Convert everything from the top of the listing down to the line containing "header-divider xyxy=(235,0,237,61)" into a Markdown table with the columns Row and Line. Number each line in Row, put its text in Line, and leave out any blank lines.

> [Source material]
>>>
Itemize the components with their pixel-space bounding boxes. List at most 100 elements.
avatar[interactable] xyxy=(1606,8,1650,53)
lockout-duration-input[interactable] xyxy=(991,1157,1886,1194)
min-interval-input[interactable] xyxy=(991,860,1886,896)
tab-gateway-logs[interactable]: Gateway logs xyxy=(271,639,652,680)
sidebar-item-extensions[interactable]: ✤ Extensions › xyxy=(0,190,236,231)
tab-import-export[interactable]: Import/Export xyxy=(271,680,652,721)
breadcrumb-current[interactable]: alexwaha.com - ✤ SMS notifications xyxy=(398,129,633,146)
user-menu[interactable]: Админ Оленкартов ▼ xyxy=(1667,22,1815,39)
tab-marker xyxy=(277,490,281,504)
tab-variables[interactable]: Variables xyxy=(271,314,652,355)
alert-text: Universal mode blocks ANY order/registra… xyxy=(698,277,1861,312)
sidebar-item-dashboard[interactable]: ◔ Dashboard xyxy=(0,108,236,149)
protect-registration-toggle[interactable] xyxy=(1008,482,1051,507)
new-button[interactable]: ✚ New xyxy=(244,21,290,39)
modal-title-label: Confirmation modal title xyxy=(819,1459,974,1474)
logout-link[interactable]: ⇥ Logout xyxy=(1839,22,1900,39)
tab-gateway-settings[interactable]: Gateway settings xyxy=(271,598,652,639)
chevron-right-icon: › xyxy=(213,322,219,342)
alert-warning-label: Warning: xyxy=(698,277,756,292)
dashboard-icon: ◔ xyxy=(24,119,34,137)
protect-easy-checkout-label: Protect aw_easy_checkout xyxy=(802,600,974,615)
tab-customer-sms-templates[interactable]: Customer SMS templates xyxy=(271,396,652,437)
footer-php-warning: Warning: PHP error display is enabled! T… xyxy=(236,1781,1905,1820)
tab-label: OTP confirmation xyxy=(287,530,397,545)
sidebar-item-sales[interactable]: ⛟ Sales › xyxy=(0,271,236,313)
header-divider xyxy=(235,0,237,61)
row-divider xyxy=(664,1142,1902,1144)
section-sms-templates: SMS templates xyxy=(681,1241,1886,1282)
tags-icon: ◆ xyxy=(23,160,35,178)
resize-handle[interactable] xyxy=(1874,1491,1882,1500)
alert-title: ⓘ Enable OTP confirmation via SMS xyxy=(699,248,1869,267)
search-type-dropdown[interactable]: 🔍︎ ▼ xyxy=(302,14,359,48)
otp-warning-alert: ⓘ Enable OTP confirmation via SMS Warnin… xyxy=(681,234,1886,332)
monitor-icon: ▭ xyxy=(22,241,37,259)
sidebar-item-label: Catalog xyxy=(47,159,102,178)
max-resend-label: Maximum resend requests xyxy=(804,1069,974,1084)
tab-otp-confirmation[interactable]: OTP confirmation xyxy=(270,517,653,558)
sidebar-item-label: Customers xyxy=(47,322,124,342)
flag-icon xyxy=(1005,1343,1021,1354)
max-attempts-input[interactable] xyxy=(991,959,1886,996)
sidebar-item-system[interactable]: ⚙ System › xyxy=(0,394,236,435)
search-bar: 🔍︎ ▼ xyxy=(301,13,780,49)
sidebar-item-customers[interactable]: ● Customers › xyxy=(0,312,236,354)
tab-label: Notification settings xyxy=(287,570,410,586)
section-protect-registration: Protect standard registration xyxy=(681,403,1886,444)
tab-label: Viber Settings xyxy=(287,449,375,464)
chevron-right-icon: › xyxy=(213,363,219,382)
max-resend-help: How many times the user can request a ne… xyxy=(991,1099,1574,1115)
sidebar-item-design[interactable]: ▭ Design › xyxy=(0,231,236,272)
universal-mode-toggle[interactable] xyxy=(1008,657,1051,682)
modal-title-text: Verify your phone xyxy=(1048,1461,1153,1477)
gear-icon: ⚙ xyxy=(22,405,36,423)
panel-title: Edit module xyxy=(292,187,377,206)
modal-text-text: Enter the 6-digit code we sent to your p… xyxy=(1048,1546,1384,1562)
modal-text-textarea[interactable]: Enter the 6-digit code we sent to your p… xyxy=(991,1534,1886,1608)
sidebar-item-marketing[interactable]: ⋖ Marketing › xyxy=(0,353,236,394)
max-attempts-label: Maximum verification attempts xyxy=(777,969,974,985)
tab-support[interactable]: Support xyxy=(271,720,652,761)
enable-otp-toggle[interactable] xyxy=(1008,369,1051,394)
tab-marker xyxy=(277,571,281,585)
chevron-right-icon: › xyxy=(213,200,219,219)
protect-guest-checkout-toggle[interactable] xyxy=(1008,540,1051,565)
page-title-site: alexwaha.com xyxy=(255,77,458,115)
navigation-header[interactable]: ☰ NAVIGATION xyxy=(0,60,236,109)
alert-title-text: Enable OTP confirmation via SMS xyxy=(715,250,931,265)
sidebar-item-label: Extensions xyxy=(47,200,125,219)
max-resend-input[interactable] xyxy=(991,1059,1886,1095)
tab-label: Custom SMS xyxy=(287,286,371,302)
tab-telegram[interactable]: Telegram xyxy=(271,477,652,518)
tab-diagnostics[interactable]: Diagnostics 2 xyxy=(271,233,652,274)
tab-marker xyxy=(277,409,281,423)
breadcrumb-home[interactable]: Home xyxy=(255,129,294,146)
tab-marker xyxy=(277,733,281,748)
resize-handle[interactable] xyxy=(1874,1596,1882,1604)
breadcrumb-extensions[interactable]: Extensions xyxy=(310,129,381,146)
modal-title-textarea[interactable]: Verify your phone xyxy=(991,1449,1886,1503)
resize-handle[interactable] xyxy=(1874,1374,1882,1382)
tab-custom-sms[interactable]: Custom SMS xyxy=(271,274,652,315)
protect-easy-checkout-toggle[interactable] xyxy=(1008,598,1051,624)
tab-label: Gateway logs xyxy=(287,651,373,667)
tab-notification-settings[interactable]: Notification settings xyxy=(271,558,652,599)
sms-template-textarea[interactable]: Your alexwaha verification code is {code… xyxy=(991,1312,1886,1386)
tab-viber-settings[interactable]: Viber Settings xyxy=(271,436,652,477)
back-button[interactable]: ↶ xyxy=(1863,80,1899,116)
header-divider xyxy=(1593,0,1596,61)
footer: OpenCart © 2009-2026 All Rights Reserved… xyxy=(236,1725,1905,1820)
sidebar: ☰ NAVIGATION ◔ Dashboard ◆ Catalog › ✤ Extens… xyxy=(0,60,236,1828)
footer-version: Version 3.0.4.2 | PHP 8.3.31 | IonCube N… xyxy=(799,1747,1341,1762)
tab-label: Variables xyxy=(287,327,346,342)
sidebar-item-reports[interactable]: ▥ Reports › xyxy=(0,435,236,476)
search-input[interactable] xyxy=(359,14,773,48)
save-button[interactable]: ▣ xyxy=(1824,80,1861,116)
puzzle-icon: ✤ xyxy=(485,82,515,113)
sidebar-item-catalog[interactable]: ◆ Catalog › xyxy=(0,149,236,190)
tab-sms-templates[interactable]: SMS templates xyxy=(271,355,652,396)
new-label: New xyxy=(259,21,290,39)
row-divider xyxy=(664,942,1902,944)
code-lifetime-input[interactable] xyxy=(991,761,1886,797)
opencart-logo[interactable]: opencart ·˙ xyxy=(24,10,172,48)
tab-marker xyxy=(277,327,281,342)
<<<
> [Solution for this exercise]
| Row | Line |
|---|---|
| 1 | Itemize the components with their pixel-space bounding boxes. List at most 100 elements. |
| 2 | avatar[interactable] xyxy=(1606,8,1650,53) |
| 3 | lockout-duration-input[interactable] xyxy=(991,1157,1886,1194) |
| 4 | min-interval-input[interactable] xyxy=(991,860,1886,896) |
| 5 | tab-gateway-logs[interactable]: Gateway logs xyxy=(271,639,652,680) |
| 6 | sidebar-item-extensions[interactable]: ✤ Extensions › xyxy=(0,190,236,231) |
| 7 | tab-import-export[interactable]: Import/Export xyxy=(271,680,652,721) |
| 8 | breadcrumb-current[interactable]: alexwaha.com - ✤ SMS notifications xyxy=(398,129,633,146) |
| 9 | user-menu[interactable]: Админ Оленкартов ▼ xyxy=(1667,22,1815,39) |
| 10 | tab-marker xyxy=(277,490,281,504) |
| 11 | tab-variables[interactable]: Variables xyxy=(271,314,652,355) |
| 12 | alert-text: Universal mode blocks ANY order/registra… xyxy=(698,277,1861,312) |
| 13 | sidebar-item-dashboard[interactable]: ◔ Dashboard xyxy=(0,108,236,149) |
| 14 | protect-registration-toggle[interactable] xyxy=(1008,482,1051,507) |
| 15 | new-button[interactable]: ✚ New xyxy=(244,21,290,39) |
| 16 | modal-title-label: Confirmation modal title xyxy=(819,1459,974,1474) |
| 17 | logout-link[interactable]: ⇥ Logout xyxy=(1839,22,1900,39) |
| 18 | tab-gateway-settings[interactable]: Gateway settings xyxy=(271,598,652,639) |
| 19 | chevron-right-icon: › xyxy=(213,322,219,342) |
| 20 | alert-warning-label: Warning: xyxy=(698,277,756,292) |
| 21 | dashboard-icon: ◔ xyxy=(24,119,34,137) |
| 22 | protect-easy-checkout-label: Protect aw_easy_checkout xyxy=(802,600,974,615) |
| 23 | tab-customer-sms-templates[interactable]: Customer SMS templates xyxy=(271,396,652,437) |
| 24 | footer-php-warning: Warning: PHP error display is enabled! T… xyxy=(236,1781,1905,1820) |
| 25 | tab-label: OTP confirmation xyxy=(287,530,397,545) |
| 26 | sidebar-item-sales[interactable]: ⛟ Sales › xyxy=(0,271,236,313) |
| 27 | header-divider xyxy=(235,0,237,61) |